■ Saved data entries
— Begin —
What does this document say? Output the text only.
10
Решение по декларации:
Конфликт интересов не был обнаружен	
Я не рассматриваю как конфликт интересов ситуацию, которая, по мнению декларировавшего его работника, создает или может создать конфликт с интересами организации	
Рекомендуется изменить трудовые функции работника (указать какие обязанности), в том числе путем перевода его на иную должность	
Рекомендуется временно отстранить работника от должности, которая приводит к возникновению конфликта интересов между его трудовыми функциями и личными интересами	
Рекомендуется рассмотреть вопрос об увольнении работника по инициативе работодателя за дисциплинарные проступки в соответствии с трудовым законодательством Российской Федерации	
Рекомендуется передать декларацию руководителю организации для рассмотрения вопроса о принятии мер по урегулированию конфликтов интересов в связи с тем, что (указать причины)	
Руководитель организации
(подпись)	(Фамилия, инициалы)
— End —
— Begin —
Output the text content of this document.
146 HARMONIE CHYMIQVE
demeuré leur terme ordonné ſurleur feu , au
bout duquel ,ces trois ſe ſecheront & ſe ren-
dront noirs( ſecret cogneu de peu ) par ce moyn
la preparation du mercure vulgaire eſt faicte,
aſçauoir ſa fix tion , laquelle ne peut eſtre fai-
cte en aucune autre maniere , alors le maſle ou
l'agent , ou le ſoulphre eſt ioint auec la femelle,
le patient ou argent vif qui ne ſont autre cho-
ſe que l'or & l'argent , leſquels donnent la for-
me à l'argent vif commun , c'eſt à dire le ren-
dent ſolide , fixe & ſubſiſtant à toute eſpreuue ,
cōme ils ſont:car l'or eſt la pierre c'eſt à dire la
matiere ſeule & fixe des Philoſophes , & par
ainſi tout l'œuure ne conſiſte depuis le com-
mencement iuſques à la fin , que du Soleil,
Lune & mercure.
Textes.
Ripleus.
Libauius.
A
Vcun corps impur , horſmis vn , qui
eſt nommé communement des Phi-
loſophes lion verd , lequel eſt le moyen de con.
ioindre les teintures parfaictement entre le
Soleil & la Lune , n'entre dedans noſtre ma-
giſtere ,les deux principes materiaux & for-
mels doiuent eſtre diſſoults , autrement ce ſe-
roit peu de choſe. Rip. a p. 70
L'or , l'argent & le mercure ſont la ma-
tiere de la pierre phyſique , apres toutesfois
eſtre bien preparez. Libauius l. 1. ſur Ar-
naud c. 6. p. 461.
— End —
— Begin —
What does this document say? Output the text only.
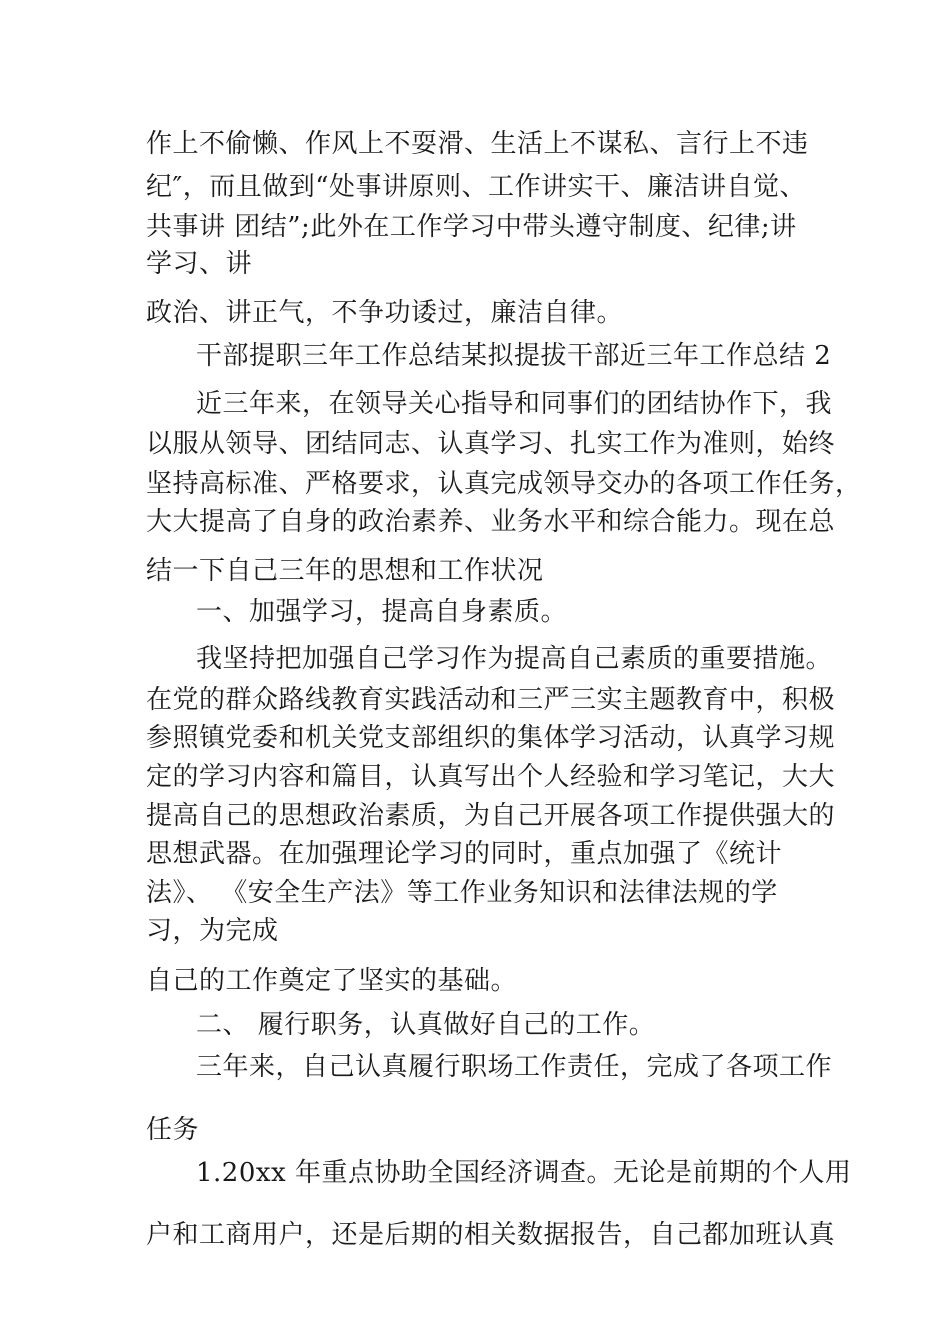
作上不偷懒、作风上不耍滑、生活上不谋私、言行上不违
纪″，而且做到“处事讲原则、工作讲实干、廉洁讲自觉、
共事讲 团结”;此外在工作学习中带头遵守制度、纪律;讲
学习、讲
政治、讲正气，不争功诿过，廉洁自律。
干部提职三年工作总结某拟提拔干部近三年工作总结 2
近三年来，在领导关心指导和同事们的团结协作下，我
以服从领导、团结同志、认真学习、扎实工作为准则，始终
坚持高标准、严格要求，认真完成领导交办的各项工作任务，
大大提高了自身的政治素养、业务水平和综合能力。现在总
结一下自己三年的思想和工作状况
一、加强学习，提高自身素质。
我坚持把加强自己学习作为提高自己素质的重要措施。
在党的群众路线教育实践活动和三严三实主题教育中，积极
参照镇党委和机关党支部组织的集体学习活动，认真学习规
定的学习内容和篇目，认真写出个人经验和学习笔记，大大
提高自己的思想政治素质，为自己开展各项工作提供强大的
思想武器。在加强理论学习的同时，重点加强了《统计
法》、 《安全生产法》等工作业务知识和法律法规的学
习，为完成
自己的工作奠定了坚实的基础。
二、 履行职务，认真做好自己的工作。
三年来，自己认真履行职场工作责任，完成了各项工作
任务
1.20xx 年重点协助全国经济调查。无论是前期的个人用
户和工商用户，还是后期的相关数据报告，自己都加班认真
— End —
■ Stated goal
Only lines that contain the word "Libauius" are wanted; copy each of them.

■ Exercise response
Libauius.
eſtre bien preparez. Libauius l. 1. ſur Ar-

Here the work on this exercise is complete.